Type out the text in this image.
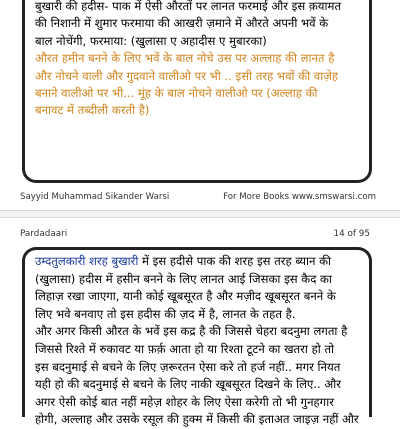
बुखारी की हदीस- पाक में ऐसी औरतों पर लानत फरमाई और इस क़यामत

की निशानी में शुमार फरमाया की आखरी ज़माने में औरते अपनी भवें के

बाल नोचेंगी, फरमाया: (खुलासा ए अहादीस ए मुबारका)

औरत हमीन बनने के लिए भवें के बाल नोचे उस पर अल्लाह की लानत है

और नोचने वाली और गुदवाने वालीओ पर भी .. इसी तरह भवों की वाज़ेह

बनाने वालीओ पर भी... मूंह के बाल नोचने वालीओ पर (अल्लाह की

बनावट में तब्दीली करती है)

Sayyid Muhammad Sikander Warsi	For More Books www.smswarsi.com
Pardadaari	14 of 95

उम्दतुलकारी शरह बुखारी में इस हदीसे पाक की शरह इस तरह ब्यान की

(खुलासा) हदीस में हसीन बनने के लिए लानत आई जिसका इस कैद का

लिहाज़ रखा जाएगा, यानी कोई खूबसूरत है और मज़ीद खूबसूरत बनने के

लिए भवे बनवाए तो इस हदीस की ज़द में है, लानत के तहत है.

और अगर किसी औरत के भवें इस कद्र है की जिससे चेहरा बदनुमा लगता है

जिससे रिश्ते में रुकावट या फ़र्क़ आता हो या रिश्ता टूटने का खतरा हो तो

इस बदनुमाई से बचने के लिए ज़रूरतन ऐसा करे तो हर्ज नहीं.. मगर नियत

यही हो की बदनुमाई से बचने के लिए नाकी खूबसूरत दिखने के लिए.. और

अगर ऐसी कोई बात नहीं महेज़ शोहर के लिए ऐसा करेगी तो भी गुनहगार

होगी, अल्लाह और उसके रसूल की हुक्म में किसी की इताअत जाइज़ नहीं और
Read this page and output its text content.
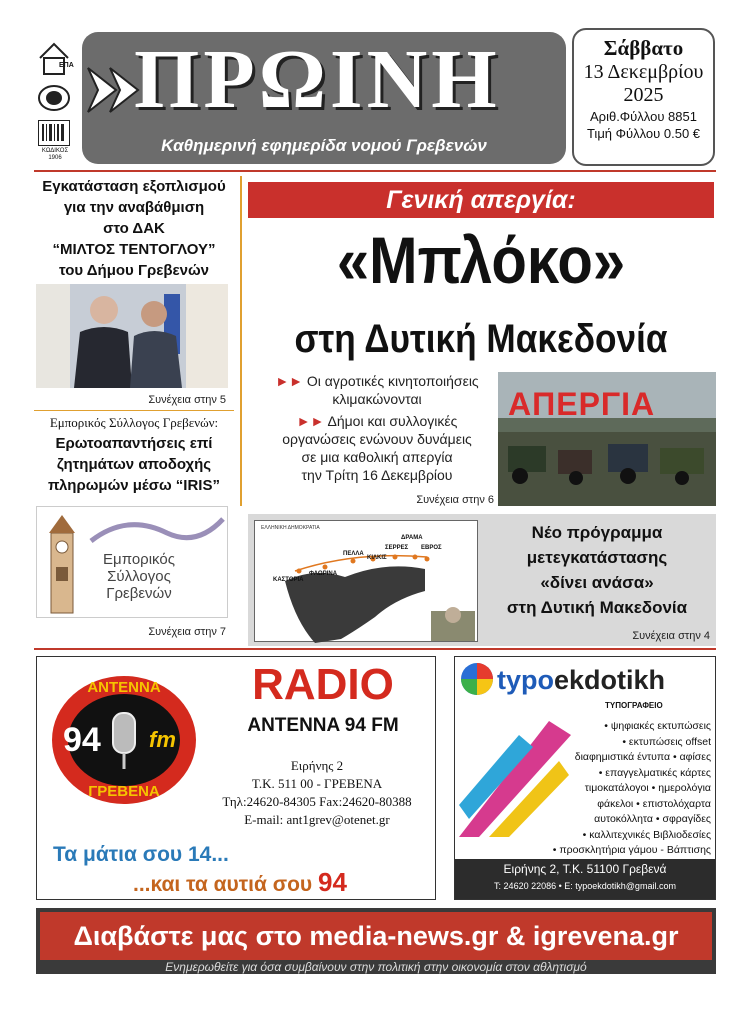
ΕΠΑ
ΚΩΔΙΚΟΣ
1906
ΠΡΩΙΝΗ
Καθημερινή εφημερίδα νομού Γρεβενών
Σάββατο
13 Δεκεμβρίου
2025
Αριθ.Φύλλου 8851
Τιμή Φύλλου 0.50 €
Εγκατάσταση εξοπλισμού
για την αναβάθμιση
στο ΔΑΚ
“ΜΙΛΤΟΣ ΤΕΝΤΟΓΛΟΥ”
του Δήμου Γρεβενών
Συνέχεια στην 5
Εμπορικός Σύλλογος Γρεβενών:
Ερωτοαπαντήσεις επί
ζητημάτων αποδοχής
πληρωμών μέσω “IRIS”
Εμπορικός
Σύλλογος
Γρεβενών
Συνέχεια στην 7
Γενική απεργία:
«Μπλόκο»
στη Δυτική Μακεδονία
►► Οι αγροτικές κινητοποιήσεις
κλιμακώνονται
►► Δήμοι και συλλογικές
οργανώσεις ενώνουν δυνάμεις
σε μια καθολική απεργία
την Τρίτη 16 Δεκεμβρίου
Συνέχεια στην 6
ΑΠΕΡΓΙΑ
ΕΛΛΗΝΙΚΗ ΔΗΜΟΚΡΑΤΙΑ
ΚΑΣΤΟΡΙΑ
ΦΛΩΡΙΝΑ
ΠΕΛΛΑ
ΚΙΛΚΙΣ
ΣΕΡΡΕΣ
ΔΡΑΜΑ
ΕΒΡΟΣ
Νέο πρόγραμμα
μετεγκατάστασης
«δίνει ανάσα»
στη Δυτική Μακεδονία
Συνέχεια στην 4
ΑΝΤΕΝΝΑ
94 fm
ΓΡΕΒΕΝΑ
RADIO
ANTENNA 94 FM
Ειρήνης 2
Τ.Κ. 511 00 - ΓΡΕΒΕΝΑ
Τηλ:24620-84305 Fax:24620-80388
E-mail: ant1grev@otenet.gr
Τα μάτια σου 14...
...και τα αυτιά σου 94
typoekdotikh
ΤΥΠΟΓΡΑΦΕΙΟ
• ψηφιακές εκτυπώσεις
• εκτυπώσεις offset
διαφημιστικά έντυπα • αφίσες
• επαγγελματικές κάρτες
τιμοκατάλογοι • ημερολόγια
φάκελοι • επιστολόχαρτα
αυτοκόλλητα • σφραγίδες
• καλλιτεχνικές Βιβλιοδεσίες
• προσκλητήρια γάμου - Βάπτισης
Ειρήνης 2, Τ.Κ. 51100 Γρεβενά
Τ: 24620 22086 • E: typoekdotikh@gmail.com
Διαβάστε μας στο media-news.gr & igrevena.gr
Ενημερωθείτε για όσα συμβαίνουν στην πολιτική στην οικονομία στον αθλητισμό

* * *

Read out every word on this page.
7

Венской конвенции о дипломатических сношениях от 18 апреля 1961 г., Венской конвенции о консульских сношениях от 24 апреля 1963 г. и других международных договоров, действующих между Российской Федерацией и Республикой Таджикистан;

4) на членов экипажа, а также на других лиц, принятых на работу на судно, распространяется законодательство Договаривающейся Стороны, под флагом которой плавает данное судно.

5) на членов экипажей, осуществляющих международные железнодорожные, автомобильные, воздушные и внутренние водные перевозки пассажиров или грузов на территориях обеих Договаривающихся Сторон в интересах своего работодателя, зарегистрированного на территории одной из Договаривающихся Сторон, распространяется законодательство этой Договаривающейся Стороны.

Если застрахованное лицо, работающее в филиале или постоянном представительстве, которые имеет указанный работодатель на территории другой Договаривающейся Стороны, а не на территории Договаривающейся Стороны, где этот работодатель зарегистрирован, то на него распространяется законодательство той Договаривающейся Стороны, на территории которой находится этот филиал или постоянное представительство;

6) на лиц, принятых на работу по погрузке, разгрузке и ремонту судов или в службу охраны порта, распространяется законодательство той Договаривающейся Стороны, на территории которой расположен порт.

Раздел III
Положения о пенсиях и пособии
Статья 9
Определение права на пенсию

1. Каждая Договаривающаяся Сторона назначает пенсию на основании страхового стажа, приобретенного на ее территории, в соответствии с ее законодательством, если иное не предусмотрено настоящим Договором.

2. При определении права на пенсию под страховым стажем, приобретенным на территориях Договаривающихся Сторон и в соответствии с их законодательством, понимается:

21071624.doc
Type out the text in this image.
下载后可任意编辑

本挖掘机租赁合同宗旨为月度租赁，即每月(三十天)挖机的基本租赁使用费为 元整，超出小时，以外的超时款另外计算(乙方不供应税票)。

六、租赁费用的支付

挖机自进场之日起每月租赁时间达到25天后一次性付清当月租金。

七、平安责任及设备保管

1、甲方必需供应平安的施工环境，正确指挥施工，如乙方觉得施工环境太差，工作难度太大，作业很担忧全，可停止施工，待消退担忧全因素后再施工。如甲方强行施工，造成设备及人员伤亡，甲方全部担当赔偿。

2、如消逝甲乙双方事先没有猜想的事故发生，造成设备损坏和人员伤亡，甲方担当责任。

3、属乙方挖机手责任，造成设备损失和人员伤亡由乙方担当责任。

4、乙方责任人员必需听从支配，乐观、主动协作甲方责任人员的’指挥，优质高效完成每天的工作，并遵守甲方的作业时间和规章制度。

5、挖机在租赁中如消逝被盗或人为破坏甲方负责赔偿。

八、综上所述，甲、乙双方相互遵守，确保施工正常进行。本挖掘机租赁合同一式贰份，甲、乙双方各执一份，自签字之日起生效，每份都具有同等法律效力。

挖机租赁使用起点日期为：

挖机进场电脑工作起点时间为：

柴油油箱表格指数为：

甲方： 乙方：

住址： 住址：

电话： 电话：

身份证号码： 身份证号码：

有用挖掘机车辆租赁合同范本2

What you should do: Filter the data for the string "στην" and copy every line that has it.

Response:
Συνέχεια στην 5
Συνέχεια στην 7
Συνέχεια στην 6
Συνέχεια στην 4
Ενημερωθείτε για όσα συμβαίνουν στην πολιτική στην οικονομία στον αθλητισμό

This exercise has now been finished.